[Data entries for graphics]
>> Start

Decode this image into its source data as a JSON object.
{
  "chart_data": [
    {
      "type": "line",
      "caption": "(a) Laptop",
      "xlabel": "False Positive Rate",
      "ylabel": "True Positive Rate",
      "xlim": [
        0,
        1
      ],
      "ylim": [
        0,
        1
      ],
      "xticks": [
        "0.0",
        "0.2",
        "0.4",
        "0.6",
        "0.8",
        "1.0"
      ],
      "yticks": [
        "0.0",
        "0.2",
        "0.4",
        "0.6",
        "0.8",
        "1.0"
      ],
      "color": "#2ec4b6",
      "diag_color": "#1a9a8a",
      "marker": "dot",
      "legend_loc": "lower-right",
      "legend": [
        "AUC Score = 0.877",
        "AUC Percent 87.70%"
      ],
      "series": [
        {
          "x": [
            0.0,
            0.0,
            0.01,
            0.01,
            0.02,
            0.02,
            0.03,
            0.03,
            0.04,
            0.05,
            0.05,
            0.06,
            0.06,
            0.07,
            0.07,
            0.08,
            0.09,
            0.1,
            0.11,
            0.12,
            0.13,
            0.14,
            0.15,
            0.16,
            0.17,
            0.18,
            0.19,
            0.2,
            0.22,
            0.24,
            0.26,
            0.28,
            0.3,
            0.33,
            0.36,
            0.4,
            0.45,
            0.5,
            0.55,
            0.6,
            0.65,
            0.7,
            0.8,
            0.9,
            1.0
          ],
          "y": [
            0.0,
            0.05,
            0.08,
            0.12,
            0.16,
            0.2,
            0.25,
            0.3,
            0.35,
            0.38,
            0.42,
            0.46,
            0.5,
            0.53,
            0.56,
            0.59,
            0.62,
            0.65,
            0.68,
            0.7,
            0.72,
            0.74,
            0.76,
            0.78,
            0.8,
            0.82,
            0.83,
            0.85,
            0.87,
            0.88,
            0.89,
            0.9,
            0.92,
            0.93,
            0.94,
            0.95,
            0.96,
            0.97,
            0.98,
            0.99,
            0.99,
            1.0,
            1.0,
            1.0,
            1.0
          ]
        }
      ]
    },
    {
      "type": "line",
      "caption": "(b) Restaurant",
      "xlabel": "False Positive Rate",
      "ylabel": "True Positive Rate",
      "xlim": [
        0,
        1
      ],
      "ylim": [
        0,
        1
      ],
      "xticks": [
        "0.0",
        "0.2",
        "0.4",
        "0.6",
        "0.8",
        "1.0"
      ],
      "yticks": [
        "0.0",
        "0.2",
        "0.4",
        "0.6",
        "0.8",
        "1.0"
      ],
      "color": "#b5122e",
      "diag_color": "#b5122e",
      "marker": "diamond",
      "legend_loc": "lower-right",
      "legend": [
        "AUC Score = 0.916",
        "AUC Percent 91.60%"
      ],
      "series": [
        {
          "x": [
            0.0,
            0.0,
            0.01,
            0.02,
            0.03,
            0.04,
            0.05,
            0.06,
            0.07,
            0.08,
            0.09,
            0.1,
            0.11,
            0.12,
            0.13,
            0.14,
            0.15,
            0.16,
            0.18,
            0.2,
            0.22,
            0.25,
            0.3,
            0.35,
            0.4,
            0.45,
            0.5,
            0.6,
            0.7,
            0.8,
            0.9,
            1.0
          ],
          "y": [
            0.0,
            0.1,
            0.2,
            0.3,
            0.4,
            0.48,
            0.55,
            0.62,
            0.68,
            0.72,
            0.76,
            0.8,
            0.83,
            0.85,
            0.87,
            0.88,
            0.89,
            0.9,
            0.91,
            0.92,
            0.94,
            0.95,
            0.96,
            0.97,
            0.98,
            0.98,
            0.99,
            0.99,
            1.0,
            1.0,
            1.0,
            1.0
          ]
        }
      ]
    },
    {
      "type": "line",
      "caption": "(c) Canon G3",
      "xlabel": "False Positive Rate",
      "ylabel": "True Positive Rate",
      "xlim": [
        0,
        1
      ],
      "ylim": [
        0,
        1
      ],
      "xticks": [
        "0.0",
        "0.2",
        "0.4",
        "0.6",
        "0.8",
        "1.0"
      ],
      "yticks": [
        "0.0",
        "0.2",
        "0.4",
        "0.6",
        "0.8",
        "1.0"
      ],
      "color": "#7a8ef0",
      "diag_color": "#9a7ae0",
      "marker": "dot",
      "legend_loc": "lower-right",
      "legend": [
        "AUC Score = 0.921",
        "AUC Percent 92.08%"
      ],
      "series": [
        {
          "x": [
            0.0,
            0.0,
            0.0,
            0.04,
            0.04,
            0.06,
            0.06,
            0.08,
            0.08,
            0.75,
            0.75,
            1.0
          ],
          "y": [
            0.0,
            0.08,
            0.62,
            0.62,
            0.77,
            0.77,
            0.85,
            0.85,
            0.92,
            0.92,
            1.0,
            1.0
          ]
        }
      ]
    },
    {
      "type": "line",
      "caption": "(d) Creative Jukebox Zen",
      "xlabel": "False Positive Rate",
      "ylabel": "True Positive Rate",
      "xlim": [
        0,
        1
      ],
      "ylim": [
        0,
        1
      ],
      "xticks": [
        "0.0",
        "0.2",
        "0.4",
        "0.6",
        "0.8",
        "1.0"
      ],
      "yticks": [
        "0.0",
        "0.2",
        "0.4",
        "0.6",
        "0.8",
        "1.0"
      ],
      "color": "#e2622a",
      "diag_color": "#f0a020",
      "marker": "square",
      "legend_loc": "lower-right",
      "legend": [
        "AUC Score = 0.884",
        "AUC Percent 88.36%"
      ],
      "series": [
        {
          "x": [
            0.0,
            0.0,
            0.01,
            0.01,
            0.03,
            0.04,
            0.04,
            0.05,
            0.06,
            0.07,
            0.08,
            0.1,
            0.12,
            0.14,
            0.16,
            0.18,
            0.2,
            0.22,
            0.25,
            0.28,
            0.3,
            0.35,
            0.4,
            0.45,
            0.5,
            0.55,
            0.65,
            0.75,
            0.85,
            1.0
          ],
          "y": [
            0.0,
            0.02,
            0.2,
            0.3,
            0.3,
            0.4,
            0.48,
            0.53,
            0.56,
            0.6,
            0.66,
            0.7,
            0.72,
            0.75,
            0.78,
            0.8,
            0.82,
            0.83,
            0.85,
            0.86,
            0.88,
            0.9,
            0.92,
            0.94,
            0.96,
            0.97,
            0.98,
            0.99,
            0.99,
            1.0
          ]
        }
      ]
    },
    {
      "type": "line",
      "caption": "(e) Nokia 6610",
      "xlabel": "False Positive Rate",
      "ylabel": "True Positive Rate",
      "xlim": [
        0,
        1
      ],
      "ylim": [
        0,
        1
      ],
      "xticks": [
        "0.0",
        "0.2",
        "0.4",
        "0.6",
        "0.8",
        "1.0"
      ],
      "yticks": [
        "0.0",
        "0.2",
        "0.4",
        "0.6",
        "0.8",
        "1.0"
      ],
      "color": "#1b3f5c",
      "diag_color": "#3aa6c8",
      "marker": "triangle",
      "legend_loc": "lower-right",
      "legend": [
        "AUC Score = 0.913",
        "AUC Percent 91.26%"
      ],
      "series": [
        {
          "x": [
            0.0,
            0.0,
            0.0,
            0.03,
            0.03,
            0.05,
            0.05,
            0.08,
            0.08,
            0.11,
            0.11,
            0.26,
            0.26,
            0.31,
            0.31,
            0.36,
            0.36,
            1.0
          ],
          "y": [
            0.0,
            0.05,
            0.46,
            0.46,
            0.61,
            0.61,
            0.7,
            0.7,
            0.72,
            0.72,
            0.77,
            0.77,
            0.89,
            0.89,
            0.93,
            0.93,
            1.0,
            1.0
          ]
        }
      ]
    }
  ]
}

>> End

What is needed
Restate each record exactly as written.

The solution
Decode this image into its source data as a JSON object.
{
  "chart_data": [
    {
      "type": "line",
      "caption": "(a) Laptop",
      "xlabel": "False Positive Rate",
      "ylabel": "True Positive Rate",
      "xlim": [
        0,
        1
      ],
      "ylim": [
        0,
        1
      ],
      "xticks": [
        "0.0",
        "0.2",
        "0.4",
        "0.6",
        "0.8",
        "1.0"
      ],
      "yticks": [
        "0.0",
        "0.2",
        "0.4",
        "0.6",
        "0.8",
        "1.0"
      ],
      "color": "#2ec4b6",
      "diag_color": "#1a9a8a",
      "marker": "dot",
      "legend_loc": "lower-right",
      "legend": [
        "AUC Score = 0.877",
        "AUC Percent 87.70%"
      ],
      "series": [
        {
          "x": [
            0.0,
            0.0,
            0.01,
            0.01,
            0.02,
            0.02,
            0.03,
            0.03,
            0.04,
            0.05,
            0.05,
            0.06,
            0.06,
            0.07,
            0.07,
            0.08,
            0.09,
            0.1,
            0.11,
            0.12,
            0.13,
            0.14,
            0.15,
            0.16,
            0.17,
            0.18,
            0.19,
            0.2,
            0.22,
            0.24,
            0.26,
            0.28,
            0.3,
            0.33,
            0.36,
            0.4,
            0.45,
            0.5,
            0.55,
            0.6,
            0.65,
            0.7,
            0.8,
            0.9,
            1.0
          ],
          "y": [
            0.0,
            0.05,
            0.08,
            0.12,
            0.16,
            0.2,
            0.25,
            0.3,
            0.35,
            0.38,
            0.42,
            0.46,
            0.5,
            0.53,
            0.56,
            0.59,
            0.62,
            0.65,
            0.68,
            0.7,
            0.72,
            0.74,
            0.76,
            0.78,
            0.8,
            0.82,
            0.83,
            0.85,
            0.87,
            0.88,
            0.89,
            0.9,
            0.92,
            0.93,
            0.94,
            0.95,
            0.96,
            0.97,
            0.98,
            0.99,
            0.99,
            1.0,
            1.0,
            1.0,
            1.0
          ]
        }
      ]
    },
    {
      "type": "line",
      "caption": "(b) Restaurant",
      "xlabel": "False Positive Rate",
      "ylabel": "True Positive Rate",
      "xlim": [
        0,
        1
      ],
      "ylim": [
        0,
        1
      ],
      "xticks": [
        "0.0",
        "0.2",
        "0.4",
        "0.6",
        "0.8",
        "1.0"
      ],
      "yticks": [
        "0.0",
        "0.2",
        "0.4",
        "0.6",
        "0.8",
        "1.0"
      ],
      "color": "#b5122e",
      "diag_color": "#b5122e",
      "marker": "diamond",
      "legend_loc": "lower-right",
      "legend": [
        "AUC Score = 0.916",
        "AUC Percent 91.60%"
      ],
      "series": [
        {
          "x": [
            0.0,
            0.0,
            0.01,
            0.02,
            0.03,
            0.04,
            0.05,
            0.06,
            0.07,
            0.08,
            0.09,
            0.1,
            0.11,
            0.12,
            0.13,
            0.14,
            0.15,
            0.16,
            0.18,
            0.2,
            0.22,
            0.25,
            0.3,
            0.35,
            0.4,
            0.45,
            0.5,
            0.6,
            0.7,
            0.8,
            0.9,
            1.0
          ],
          "y": [
            0.0,
            0.1,
            0.2,
            0.3,
            0.4,
            0.48,
            0.55,
            0.62,
            0.68,
            0.72,
            0.76,
            0.8,
            0.83,
            0.85,
            0.87,
            0.88,
            0.89,
            0.9,
            0.91,
            0.92,
            0.94,
            0.95,
            0.96,
            0.97,
            0.98,
            0.98,
            0.99,
            0.99,
            1.0,
            1.0,
            1.0,
            1.0
          ]
        }
      ]
    },
    {
      "type": "line",
      "caption": "(c) Canon G3",
      "xlabel": "False Positive Rate",
      "ylabel": "True Positive Rate",
      "xlim": [
        0,
        1
      ],
      "ylim": [
        0,
        1
      ],
      "xticks": [
        "0.0",
        "0.2",
        "0.4",
        "0.6",
        "0.8",
        "1.0"
      ],
      "yticks": [
        "0.0",
        "0.2",
        "0.4",
        "0.6",
        "0.8",
        "1.0"
      ],
      "color": "#7a8ef0",
      "diag_color": "#9a7ae0",
      "marker": "dot",
      "legend_loc": "lower-right",
      "legend": [
        "AUC Score = 0.921",
        "AUC Percent 92.08%"
      ],
      "series": [
        {
          "x": [
            0.0,
            0.0,
            0.0,
            0.04,
            0.04,
            0.06,
            0.06,
            0.08,
            0.08,
            0.75,
            0.75,
            1.0
          ],
          "y": [
            0.0,
            0.08,
            0.62,
            0.62,
            0.77,
            0.77,
            0.85,
            0.85,
            0.92,
            0.92,
            1.0,
            1.0
          ]
        }
      ]
    },
    {
      "type": "line",
      "caption": "(d) Creative Jukebox Zen",
      "xlabel": "False Positive Rate",
      "ylabel": "True Positive Rate",
      "xlim": [
        0,
        1
      ],
      "ylim": [
        0,
        1
      ],
      "xticks": [
        "0.0",
        "0.2",
        "0.4",
        "0.6",
        "0.8",
        "1.0"
      ],
      "yticks": [
        "0.0",
        "0.2",
        "0.4",
        "0.6",
        "0.8",
        "1.0"
      ],
      "color": "#e2622a",
      "diag_color": "#f0a020",
      "marker": "square",
      "legend_loc": "lower-right",
      "legend": [
        "AUC Score = 0.884",
        "AUC Percent 88.36%"
      ],
      "series": [
        {
          "x": [
            0.0,
            0.0,
            0.01,
            0.01,
            0.03,
            0.04,
            0.04,
            0.05,
            0.06,
            0.07,
            0.08,
            0.1,
            0.12,
            0.14,
            0.16,
            0.18,
            0.2,
            0.22,
            0.25,
            0.28,
            0.3,
            0.35,
            0.4,
            0.45,
            0.5,
            0.55,
            0.65,
            0.75,
            0.85,
            1.0
          ],
          "y": [
            0.0,
            0.02,
            0.2,
            0.3,
            0.3,
            0.4,
            0.48,
            0.53,
            0.56,
            0.6,
            0.66,
            0.7,
            0.72,
            0.75,
            0.78,
            0.8,
            0.82,
            0.83,
            0.85,
            0.86,
            0.88,
            0.9,
            0.92,
            0.94,
            0.96,
            0.97,
            0.98,
            0.99,
            0.99,
            1.0
          ]
        }
      ]
    },
    {
      "type": "line",
      "caption": "(e) Nokia 6610",
      "xlabel": "False Positive Rate",
      "ylabel": "True Positive Rate",
      "xlim": [
        0,
        1
      ],
      "ylim": [
        0,
        1
      ],
      "xticks": [
        "0.0",
        "0.2",
        "0.4",
        "0.6",
        "0.8",
        "1.0"
      ],
      "yticks": [
        "0.0",
        "0.2",
        "0.4",
        "0.6",
        "0.8",
        "1.0"
      ],
      "color": "#1b3f5c",
      "diag_color": "#3aa6c8",
      "marker": "triangle",
      "legend_loc": "lower-right",
      "legend": [
        "AUC Score = 0.913",
        "AUC Percent 91.26%"
      ],
      "series": [
        {
          "x": [
            0.0,
            0.0,
            0.0,
            0.03,
            0.03,
            0.05,
            0.05,
            0.08,
            0.08,
            0.11,
            0.11,
            0.26,
            0.26,
            0.31,
            0.31,
            0.36,
            0.36,
            1.0
          ],
          "y": [
            0.0,
            0.05,
            0.46,
            0.46,
            0.61,
            0.61,
            0.7,
            0.7,
            0.72,
            0.72,
            0.77,
            0.77,
            0.89,
            0.89,
            0.93,
            0.93,
            1.0,
            1.0
          ]
        }
      ]
    }
  ]
}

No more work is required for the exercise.